══ RECORDS TO PROCESS

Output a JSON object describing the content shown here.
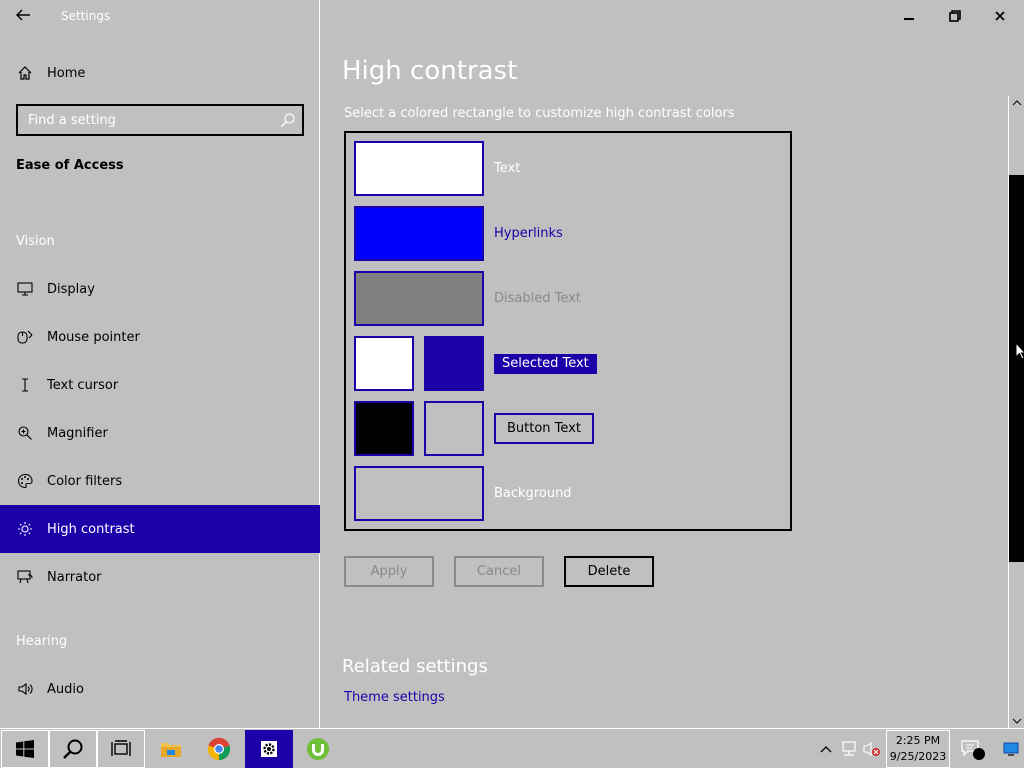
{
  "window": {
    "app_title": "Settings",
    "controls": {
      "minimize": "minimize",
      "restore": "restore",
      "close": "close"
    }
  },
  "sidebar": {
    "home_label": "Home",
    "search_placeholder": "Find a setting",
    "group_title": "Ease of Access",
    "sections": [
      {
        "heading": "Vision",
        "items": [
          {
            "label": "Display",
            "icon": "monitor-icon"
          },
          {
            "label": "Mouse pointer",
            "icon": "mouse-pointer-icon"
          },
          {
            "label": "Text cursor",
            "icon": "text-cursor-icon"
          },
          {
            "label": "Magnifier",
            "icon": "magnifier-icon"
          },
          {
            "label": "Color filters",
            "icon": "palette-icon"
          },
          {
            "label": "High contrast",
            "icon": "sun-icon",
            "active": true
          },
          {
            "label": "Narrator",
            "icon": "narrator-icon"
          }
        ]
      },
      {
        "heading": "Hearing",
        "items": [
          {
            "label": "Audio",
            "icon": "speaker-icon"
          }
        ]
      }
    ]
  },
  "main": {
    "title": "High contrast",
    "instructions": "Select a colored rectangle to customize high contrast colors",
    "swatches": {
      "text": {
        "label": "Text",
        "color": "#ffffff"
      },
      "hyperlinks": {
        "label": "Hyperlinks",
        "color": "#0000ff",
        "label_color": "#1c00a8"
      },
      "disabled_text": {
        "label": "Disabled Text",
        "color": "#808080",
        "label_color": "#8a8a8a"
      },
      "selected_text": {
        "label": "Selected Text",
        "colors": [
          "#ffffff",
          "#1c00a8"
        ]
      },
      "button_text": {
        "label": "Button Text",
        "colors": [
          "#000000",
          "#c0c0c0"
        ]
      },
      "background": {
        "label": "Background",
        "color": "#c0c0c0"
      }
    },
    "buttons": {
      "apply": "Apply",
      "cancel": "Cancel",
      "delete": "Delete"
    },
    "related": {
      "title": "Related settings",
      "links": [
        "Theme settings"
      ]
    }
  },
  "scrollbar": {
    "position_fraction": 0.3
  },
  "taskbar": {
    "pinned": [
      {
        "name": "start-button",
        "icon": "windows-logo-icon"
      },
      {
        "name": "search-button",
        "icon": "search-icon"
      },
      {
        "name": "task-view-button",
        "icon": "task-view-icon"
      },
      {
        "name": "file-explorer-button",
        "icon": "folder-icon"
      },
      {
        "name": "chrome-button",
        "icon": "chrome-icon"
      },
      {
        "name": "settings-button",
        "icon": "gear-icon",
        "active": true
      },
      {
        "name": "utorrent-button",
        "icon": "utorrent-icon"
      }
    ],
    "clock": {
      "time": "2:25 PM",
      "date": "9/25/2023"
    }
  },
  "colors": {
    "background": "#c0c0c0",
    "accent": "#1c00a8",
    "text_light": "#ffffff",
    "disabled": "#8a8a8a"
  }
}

════

- GOAL:
Pull every line holding "name" out of the records.

- EXERCISE OUTPUT:
        "name": "start-button",
        "name": "search-button",
        "name": "task-view-button",
        "name": "file-explorer-button",
        "name": "chrome-button",
        "name": "settings-button",
        "name": "utorrent-button",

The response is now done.